• _Objective_:
Each line that includes the string "metus" counts once; give the total and nothing else.

---- Recorded information

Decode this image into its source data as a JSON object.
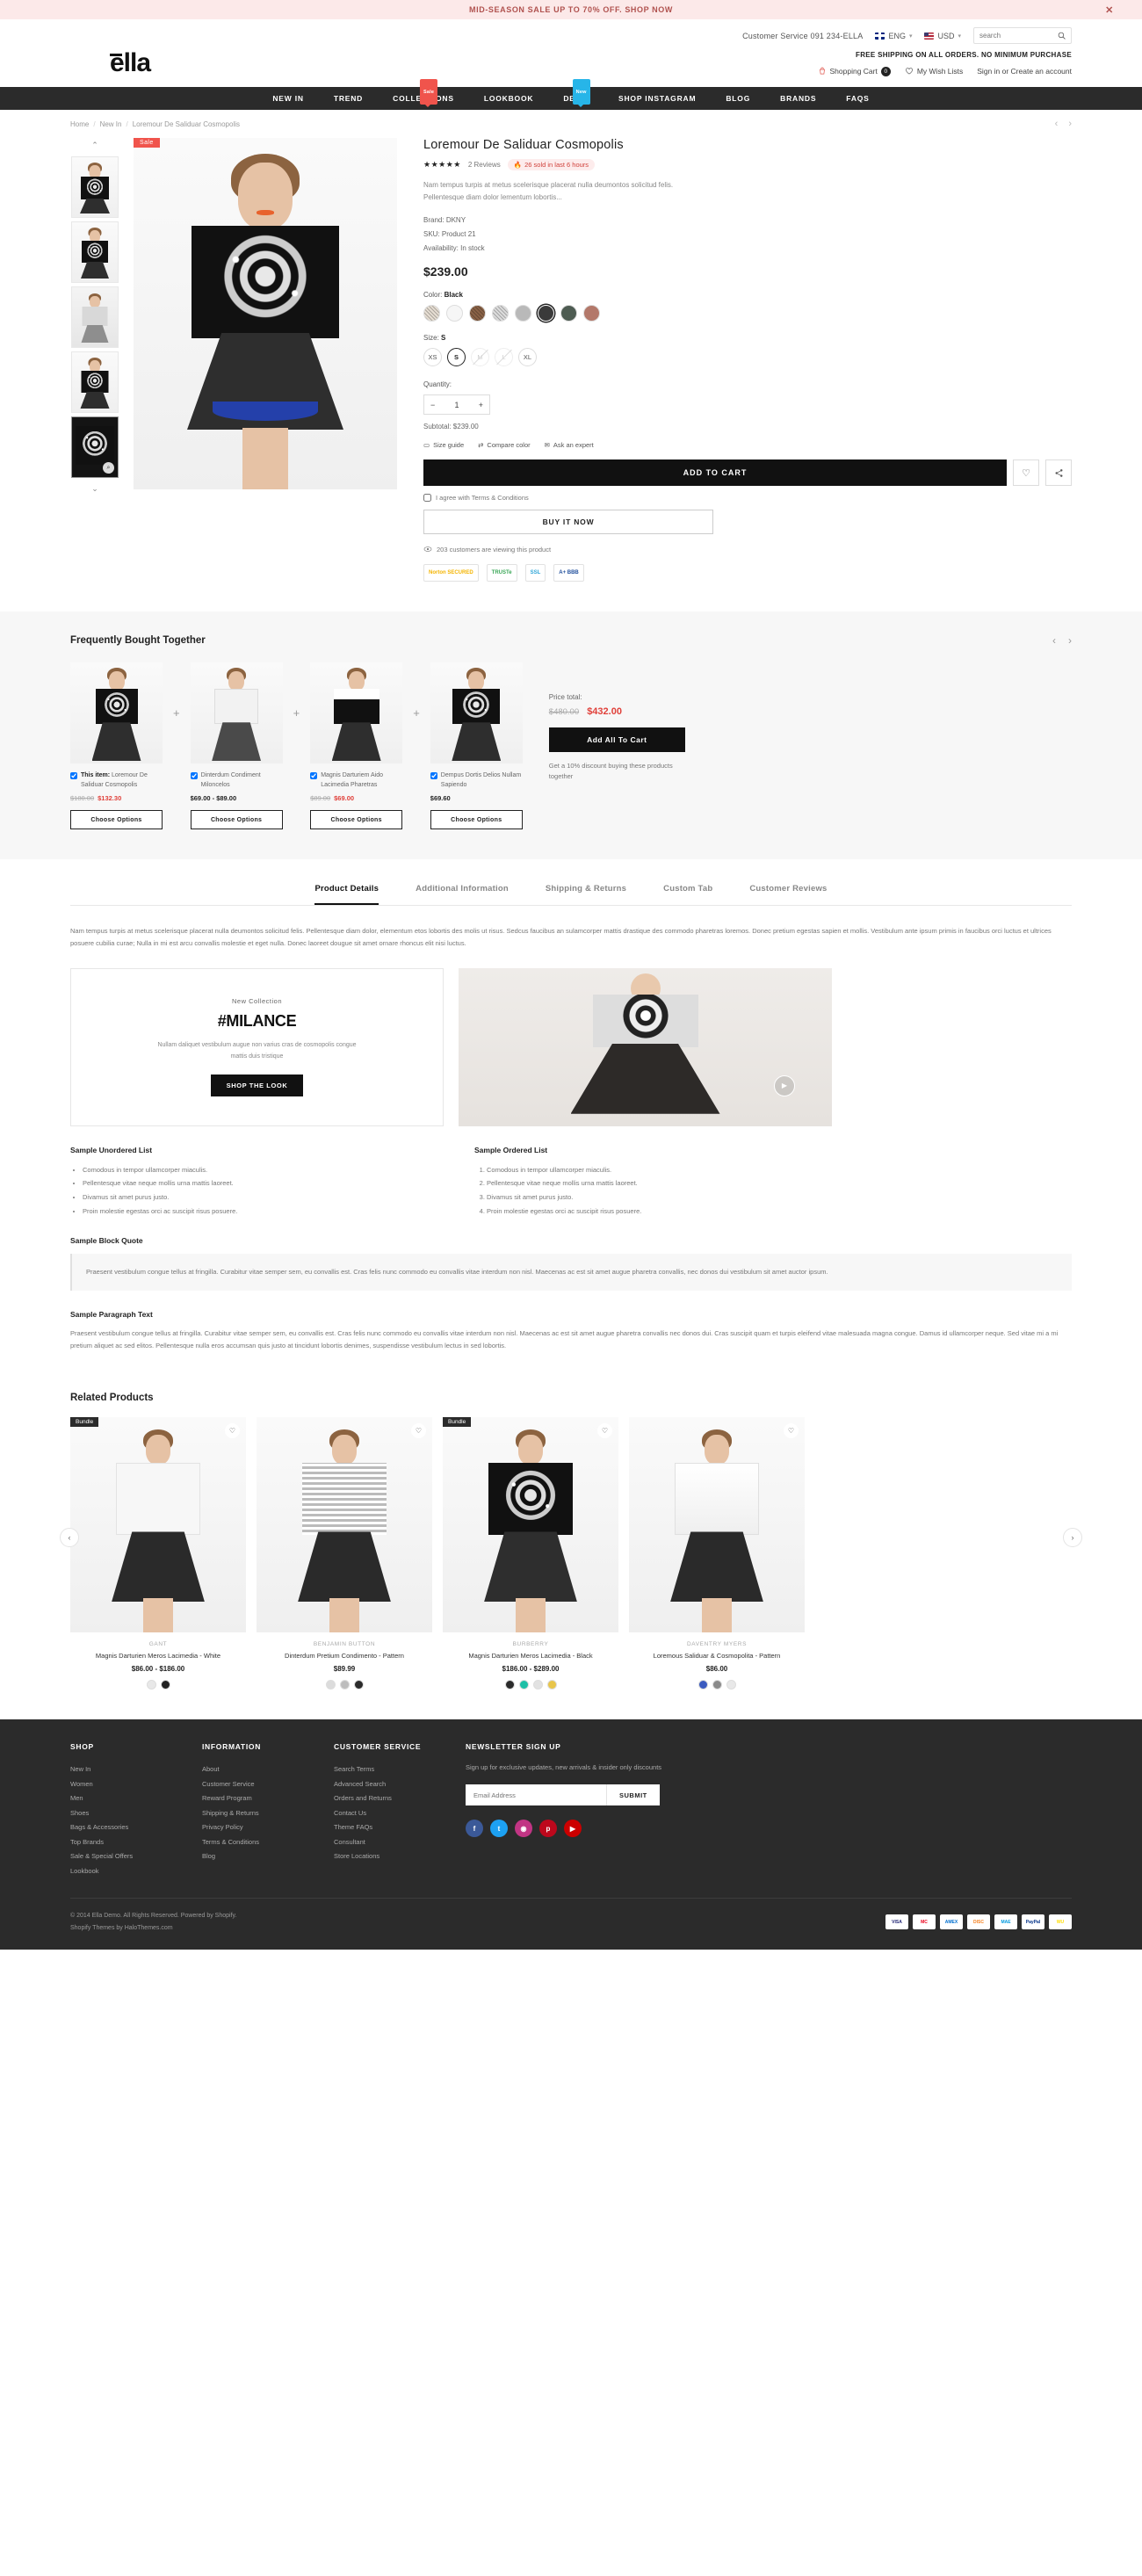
{
  "announcement": {
    "text": "MID-SEASON SALE UP TO 70% OFF. SHOP NOW",
    "close": "✕"
  },
  "utility": {
    "customer_service": "Customer Service 091 234-ELLA",
    "language": "ENG",
    "currency": "USD",
    "search_placeholder": "search"
  },
  "header": {
    "logo": "ella",
    "free_shipping": "FREE SHIPPING ON ALL ORDERS. NO MINIMUM PURCHASE",
    "cart_label": "Shopping Cart",
    "cart_count": "0",
    "wishlist_label": "My Wish Lists",
    "account_label": "Sign in or Create an account"
  },
  "nav": [
    {
      "label": "NEW IN",
      "badge": null
    },
    {
      "label": "TREND",
      "badge": null
    },
    {
      "label": "COLLECTIONS",
      "badge": "Sale",
      "badge_type": "sale"
    },
    {
      "label": "LOOKBOOK",
      "badge": null
    },
    {
      "label": "DEMO",
      "badge": "New",
      "badge_type": "new"
    },
    {
      "label": "SHOP INSTAGRAM",
      "badge": null
    },
    {
      "label": "BLOG",
      "badge": null
    },
    {
      "label": "BRANDS",
      "badge": null
    },
    {
      "label": "FAQS",
      "badge": null
    }
  ],
  "breadcrumb": {
    "home": "Home",
    "newin": "New In",
    "current": "Loremour De Saliduar Cosmopolis",
    "sep": "/"
  },
  "product": {
    "sale_flag": "Sale",
    "title": "Loremour De Saliduar Cosmopolis",
    "stars": "★★★★★",
    "reviews": "2 Reviews",
    "sold_pill": "26 sold in last 6 hours",
    "description": "Nam tempus turpis at metus scelerisque placerat nulla deumontos solicitud felis. Pellentesque diam dolor lementum lobortis...",
    "brand_label": "Brand:",
    "brand_value": "DKNY",
    "sku_label": "SKU:",
    "sku_value": "Product 21",
    "availability_label": "Availability:",
    "availability_value": "In stock",
    "price": "$239.00",
    "color_label": "Color:",
    "color_value": "Black",
    "colors": [
      {
        "name": "beige-paisley",
        "hex": "#e6ded3",
        "selected": false
      },
      {
        "name": "white",
        "hex": "#f6f6f6",
        "selected": false
      },
      {
        "name": "brown-print",
        "hex": "#8a6246",
        "selected": false
      },
      {
        "name": "light-stripe",
        "hex": "#dcdcdc",
        "selected": false
      },
      {
        "name": "grey",
        "hex": "#b9b9b9",
        "selected": false
      },
      {
        "name": "black",
        "hex": "#3a3a3a",
        "selected": true
      },
      {
        "name": "dark-green",
        "hex": "#4e5c52",
        "selected": false
      },
      {
        "name": "clay",
        "hex": "#b3786a",
        "selected": false
      }
    ],
    "size_label": "Size:",
    "size_value": "S",
    "sizes": [
      {
        "label": "XS",
        "state": "normal"
      },
      {
        "label": "S",
        "state": "selected"
      },
      {
        "label": "M",
        "state": "disabled"
      },
      {
        "label": "L",
        "state": "disabled"
      },
      {
        "label": "XL",
        "state": "normal"
      }
    ],
    "qty_label": "Quantity:",
    "qty_minus": "−",
    "qty_value": "1",
    "qty_plus": "+",
    "subtotal": "Subtotal: $239.00",
    "tools": [
      {
        "icon": "ruler-icon",
        "label": "Size guide"
      },
      {
        "icon": "compare-icon",
        "label": "Compare color"
      },
      {
        "icon": "mail-icon",
        "label": "Ask an expert"
      }
    ],
    "add_to_cart": "ADD TO CART",
    "wishlist_icon": "♡",
    "share_icon": "⟨",
    "agree_text": "I agree with Terms & Conditions",
    "buy_now": "BUY IT NOW",
    "viewing": "203 customers are viewing this product",
    "trust_badges": [
      "Norton SECURED",
      "TRUSTe",
      "SSL",
      "A+ BBB"
    ]
  },
  "fbt": {
    "title": "Frequently Bought Together",
    "items": [
      {
        "check_prefix": "This item:",
        "name": "Loremour De Saliduar Cosmopolis",
        "old_price": "$180.00",
        "new_price": "$132.30",
        "price_solid": null,
        "button": "Choose Options",
        "checked": true
      },
      {
        "check_prefix": null,
        "name": "Dinterdum Condiment Miloncelos",
        "old_price": null,
        "new_price": null,
        "price_solid": "$69.00 - $89.00",
        "button": "Choose Options",
        "checked": true
      },
      {
        "check_prefix": null,
        "name": "Magnis Darturiem Aido Lacimedia Pharetras",
        "old_price": "$89.00",
        "new_price": "$69.00",
        "price_solid": null,
        "button": "Choose Options",
        "checked": true
      },
      {
        "check_prefix": null,
        "name": "Dempus Dortis Delios Nullam Sapiendo",
        "old_price": null,
        "new_price": null,
        "price_solid": "$69.60",
        "button": "Choose Options",
        "checked": true
      }
    ],
    "total_label": "Price total:",
    "total_old": "$480.00",
    "total_new": "$432.00",
    "add_all": "Add All To Cart",
    "note": "Get a 10% discount buying these products together"
  },
  "tabs": {
    "items": [
      {
        "label": "Product Details",
        "active": true
      },
      {
        "label": "Additional Information",
        "active": false
      },
      {
        "label": "Shipping & Returns",
        "active": false
      },
      {
        "label": "Custom Tab",
        "active": false
      },
      {
        "label": "Customer Reviews",
        "active": false
      }
    ],
    "intro": "Nam tempus turpis at metus scelerisque placerat nulla deumontos solicitud felis. Pellentesque diam dolor, elementum etos lobortis des molis ut risus. Sedcus faucibus an sulamcorper mattis drastique des commodo pharetras loremos. Donec pretium egestas sapien et mollis. Vestibulum ante ipsum primis in faucibus orci luctus et ultrices posuere cubilia curae; Nulla in mi est arcu convallis molestie et eget nulla. Donec laoreet dougue sit amet ornare rhoncus elit nisi luctus.",
    "promo": {
      "kicker": "New Collection",
      "headline": "#MILANCE",
      "sub": "Nullam daliquet vestibulum augue non varius cras de cosmopolis congue mattis duis tristique",
      "button": "SHOP THE LOOK",
      "play": "▶"
    },
    "unordered_title": "Sample Unordered List",
    "unordered": [
      "Comodous in tempor ullamcorper miaculis.",
      "Pellentesque vitae neque mollis urna mattis laoreet.",
      "Divamus sit amet purus justo.",
      "Proin molestie egestas orci ac suscipit risus posuere."
    ],
    "ordered_title": "Sample Ordered List",
    "ordered": [
      "Comodous in tempor ullamcorper miaculis.",
      "Pellentesque vitae neque mollis urna mattis laoreet.",
      "Divamus sit amet purus justo.",
      "Proin molestie egestas orci ac suscipit risus posuere."
    ],
    "quote_title": "Sample Block Quote",
    "quote": "Praesent vestibulum congue tellus at fringilla. Curabitur vitae semper sem, eu convallis est. Cras felis nunc commodo eu convallis vitae interdum non nisl. Maecenas ac est sit amet augue pharetra convallis, nec donos dui vestibulum sit amet auctor ipsum.",
    "para_title": "Sample Paragraph Text",
    "para": "Praesent vestibulum congue tellus at fringilla. Curabitur vitae semper sem, eu convallis est. Cras felis nunc commodo eu convallis vitae interdum non nisl. Maecenas ac est sit amet augue pharetra convallis nec donos dui. Cras suscipit quam et turpis eleifend vitae malesuada magna congue. Damus id ullamcorper neque. Sed vitae mi a mi pretium aliquet ac sed elitos. Pellentesque nulla eros accumsan quis justo at tincidunt lobortis denimes, suspendisse vestibulum lectus in sed lobortis."
  },
  "related": {
    "title": "Related Products",
    "prev": "‹",
    "next": "›",
    "items": [
      {
        "bundle": "Bundle",
        "brand": "GANT",
        "name": "Magnis Darturien Meros Lacimedia - White",
        "price": "$86.00 - $186.00",
        "wish": "♡",
        "swatches": [
          "#e8e8e8",
          "#222222"
        ]
      },
      {
        "bundle": null,
        "brand": "BENJAMIN BUTTON",
        "name": "Dinterdum Pretium Condimento - Pattern",
        "price": "$89.99",
        "wish": "♡",
        "swatches": [
          "#dcdcdc",
          "#bdbdbd",
          "#2b2b2b"
        ]
      },
      {
        "bundle": "Bundle",
        "brand": "BURBERRY",
        "name": "Magnis Darturien Meros Lacimedia - Black",
        "price": "$186.00 - $289.00",
        "wish": "♡",
        "swatches": [
          "#2b2b2b",
          "#1dbfa6",
          "#e2e2e2",
          "#e8c54a"
        ]
      },
      {
        "bundle": null,
        "brand": "DAVENTRY MYERS",
        "name": "Loremous Saliduar & Cosmopolita - Pattern",
        "price": "$86.00",
        "wish": "♡",
        "swatches": [
          "#3b5bbf",
          "#8a8a8a",
          "#e8e8e8"
        ]
      }
    ]
  },
  "footer": {
    "columns": [
      {
        "title": "SHOP",
        "links": [
          "New In",
          "Women",
          "Men",
          "Shoes",
          "Bags & Accessories",
          "Top Brands",
          "Sale & Special Offers",
          "Lookbook"
        ]
      },
      {
        "title": "INFORMATION",
        "links": [
          "About",
          "Customer Service",
          "Reward Program",
          "Shipping & Returns",
          "Privacy Policy",
          "Terms & Conditions",
          "Blog"
        ]
      },
      {
        "title": "CUSTOMER SERVICE",
        "links": [
          "Search Terms",
          "Advanced Search",
          "Orders and Returns",
          "Contact Us",
          "Theme FAQs",
          "Consultant",
          "Store Locations"
        ]
      }
    ],
    "newsletter": {
      "title": "NEWSLETTER SIGN UP",
      "text": "Sign up for exclusive updates, new arrivals & insider only discounts",
      "placeholder": "Email Address",
      "button": "SUBMIT"
    },
    "socials": [
      {
        "name": "facebook-icon",
        "glyph": "f",
        "hex": "#3b5998"
      },
      {
        "name": "twitter-icon",
        "glyph": "t",
        "hex": "#1da1f2"
      },
      {
        "name": "instagram-icon",
        "glyph": "◉",
        "hex": "#c13584"
      },
      {
        "name": "pinterest-icon",
        "glyph": "p",
        "hex": "#bd081c"
      },
      {
        "name": "youtube-icon",
        "glyph": "▶",
        "hex": "#cc0000"
      }
    ],
    "copyright": "© 2014 Ella Demo. All Rights Reserved. Powered by Shopify.",
    "credit": "Shopify Themes by HaloThemes.com",
    "payments": [
      {
        "label": "VISA",
        "hex": "#1a1f71"
      },
      {
        "label": "MC",
        "hex": "#eb001b"
      },
      {
        "label": "AMEX",
        "hex": "#006fcf"
      },
      {
        "label": "DISC",
        "hex": "#f58220"
      },
      {
        "label": "MAE",
        "hex": "#0099df"
      },
      {
        "label": "PayPal",
        "hex": "#003087"
      },
      {
        "label": "WU",
        "hex": "#ffdd00"
      }
    ]
  }
}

--------

• _Exercise result_:
2